» Directions:
Scan the entries below and count the lines holding the string "genom". Supply only the number.

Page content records
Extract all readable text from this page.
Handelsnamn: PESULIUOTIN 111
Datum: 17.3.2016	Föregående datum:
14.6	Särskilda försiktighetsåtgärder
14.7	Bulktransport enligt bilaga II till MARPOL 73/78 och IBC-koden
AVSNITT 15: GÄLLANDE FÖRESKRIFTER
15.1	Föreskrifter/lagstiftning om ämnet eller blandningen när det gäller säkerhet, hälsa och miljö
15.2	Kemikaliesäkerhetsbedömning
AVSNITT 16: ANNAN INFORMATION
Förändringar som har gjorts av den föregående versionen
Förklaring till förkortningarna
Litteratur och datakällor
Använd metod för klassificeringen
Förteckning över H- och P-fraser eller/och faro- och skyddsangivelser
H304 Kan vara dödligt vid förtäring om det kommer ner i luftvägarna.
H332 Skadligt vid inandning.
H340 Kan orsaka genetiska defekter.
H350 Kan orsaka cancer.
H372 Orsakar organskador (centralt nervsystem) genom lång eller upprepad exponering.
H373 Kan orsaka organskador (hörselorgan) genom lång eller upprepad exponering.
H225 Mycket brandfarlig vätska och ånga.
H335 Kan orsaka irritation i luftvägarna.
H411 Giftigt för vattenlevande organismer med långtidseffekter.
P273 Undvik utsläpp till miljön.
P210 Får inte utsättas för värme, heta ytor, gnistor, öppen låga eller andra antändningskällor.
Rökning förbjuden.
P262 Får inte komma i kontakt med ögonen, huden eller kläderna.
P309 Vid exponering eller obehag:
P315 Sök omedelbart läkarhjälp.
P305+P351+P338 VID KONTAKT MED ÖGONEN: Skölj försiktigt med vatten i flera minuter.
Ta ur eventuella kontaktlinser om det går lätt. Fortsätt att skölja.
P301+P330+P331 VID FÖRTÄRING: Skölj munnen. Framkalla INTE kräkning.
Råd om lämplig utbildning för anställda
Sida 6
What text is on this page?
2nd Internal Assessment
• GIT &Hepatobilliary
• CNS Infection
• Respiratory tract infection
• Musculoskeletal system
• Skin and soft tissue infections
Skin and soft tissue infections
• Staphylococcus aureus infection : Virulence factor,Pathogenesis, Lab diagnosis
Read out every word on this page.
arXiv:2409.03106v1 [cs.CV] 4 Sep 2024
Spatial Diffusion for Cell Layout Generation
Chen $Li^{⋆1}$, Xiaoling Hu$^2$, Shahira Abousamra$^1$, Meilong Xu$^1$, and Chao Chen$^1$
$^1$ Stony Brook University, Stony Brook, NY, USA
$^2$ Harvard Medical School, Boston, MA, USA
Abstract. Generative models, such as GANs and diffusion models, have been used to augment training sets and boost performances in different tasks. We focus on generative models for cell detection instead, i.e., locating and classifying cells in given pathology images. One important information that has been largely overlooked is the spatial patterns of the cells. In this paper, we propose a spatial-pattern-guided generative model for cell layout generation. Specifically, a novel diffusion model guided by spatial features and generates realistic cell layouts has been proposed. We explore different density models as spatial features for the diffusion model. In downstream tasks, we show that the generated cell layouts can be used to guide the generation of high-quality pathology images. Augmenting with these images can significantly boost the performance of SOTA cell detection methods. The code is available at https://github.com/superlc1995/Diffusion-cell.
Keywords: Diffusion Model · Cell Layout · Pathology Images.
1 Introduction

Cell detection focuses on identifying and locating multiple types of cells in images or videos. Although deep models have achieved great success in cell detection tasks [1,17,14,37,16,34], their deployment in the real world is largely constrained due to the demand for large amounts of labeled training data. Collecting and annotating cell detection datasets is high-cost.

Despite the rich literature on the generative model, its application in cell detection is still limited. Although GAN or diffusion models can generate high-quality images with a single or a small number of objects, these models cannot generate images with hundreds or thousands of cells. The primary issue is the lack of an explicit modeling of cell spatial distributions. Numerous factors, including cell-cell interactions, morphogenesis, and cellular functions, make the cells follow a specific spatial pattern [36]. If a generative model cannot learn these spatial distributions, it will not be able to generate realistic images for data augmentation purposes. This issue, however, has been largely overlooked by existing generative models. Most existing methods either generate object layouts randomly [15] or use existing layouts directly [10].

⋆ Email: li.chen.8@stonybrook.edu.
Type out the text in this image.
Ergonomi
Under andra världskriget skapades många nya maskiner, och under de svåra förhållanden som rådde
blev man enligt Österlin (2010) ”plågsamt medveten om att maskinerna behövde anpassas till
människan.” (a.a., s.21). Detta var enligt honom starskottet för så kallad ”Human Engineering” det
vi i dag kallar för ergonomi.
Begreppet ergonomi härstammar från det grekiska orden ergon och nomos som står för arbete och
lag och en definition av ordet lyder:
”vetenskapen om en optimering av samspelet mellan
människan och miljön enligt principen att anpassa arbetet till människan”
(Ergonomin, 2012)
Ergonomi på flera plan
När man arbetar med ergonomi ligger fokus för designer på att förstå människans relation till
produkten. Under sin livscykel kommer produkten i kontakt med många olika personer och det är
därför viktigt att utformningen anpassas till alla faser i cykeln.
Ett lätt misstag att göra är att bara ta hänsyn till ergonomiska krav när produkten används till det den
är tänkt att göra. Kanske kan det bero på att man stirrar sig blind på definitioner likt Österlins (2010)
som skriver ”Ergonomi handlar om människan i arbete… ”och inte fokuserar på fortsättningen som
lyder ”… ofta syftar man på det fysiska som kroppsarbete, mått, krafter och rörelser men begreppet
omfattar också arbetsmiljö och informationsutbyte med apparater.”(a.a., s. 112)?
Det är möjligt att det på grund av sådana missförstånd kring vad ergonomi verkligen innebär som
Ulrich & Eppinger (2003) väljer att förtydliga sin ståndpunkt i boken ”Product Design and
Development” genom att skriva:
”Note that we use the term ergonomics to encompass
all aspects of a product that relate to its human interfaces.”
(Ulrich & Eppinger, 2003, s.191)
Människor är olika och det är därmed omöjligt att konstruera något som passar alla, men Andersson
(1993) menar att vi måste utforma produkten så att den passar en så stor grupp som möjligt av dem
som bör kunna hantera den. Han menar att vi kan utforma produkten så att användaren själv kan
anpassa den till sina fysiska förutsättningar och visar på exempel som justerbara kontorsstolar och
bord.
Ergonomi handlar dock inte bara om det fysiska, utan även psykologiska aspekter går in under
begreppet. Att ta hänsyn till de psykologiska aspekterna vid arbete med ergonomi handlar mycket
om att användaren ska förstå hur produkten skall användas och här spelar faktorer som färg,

» Response to this task:
3